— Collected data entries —
* * * * * * *

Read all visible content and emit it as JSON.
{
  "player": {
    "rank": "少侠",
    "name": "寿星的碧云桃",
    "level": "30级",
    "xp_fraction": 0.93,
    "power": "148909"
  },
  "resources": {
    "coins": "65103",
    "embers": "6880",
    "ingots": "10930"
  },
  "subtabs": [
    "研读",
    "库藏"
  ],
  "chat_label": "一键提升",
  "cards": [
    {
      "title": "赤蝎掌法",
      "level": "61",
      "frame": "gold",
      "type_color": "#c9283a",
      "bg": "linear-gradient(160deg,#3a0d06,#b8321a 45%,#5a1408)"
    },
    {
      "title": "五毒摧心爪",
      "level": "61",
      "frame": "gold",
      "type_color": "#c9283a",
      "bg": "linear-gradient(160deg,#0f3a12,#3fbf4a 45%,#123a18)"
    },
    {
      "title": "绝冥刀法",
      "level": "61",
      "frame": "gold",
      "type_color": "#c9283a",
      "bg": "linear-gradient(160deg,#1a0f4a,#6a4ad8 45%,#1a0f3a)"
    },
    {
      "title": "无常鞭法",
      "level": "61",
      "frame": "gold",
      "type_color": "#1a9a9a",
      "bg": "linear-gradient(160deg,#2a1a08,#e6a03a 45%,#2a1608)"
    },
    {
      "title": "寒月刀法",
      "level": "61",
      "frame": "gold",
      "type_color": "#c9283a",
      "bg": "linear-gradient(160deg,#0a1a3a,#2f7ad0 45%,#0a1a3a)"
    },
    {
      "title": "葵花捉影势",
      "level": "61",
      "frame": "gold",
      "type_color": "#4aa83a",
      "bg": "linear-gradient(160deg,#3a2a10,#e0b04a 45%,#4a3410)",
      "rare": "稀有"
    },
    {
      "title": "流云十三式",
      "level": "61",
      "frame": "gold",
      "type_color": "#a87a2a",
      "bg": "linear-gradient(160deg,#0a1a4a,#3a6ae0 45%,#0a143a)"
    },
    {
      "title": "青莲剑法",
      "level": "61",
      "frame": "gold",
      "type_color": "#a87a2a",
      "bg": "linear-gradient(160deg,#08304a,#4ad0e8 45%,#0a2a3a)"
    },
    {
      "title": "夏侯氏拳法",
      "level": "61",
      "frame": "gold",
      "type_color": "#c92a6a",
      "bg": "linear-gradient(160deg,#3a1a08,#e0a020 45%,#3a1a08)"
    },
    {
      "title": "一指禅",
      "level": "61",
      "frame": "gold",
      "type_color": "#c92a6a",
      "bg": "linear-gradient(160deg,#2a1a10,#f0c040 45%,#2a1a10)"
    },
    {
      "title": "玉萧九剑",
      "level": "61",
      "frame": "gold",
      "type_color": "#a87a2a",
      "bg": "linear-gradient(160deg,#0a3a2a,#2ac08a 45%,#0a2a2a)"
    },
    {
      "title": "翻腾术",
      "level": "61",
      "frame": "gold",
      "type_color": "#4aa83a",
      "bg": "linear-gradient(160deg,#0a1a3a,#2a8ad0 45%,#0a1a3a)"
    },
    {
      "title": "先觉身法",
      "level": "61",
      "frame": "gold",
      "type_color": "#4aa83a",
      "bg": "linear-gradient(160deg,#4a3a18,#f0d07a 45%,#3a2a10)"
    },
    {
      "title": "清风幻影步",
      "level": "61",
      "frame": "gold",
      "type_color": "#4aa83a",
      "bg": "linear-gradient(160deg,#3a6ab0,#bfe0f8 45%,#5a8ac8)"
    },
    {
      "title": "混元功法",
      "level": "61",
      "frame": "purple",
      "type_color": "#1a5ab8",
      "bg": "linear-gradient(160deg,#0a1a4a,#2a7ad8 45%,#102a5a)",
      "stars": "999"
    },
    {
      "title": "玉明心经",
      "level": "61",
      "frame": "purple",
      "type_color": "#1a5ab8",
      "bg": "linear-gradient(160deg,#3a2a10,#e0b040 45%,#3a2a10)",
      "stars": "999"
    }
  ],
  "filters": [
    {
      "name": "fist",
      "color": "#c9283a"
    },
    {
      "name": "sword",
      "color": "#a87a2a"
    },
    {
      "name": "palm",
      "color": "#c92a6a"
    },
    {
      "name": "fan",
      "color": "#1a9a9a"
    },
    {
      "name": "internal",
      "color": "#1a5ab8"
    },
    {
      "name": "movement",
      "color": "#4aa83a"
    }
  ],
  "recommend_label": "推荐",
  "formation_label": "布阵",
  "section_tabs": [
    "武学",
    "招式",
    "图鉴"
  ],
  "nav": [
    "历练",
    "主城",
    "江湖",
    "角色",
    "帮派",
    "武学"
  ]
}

* * * * * * *

— What the task asks —
Return each full line of the entries that contains the word "name".

— In response —
    "name": "寿星的碧云桃",
      "name": "fist",
      "name": "sword",
      "name": "palm",
      "name": "fan",
      "name": "internal",
      "name": "movement",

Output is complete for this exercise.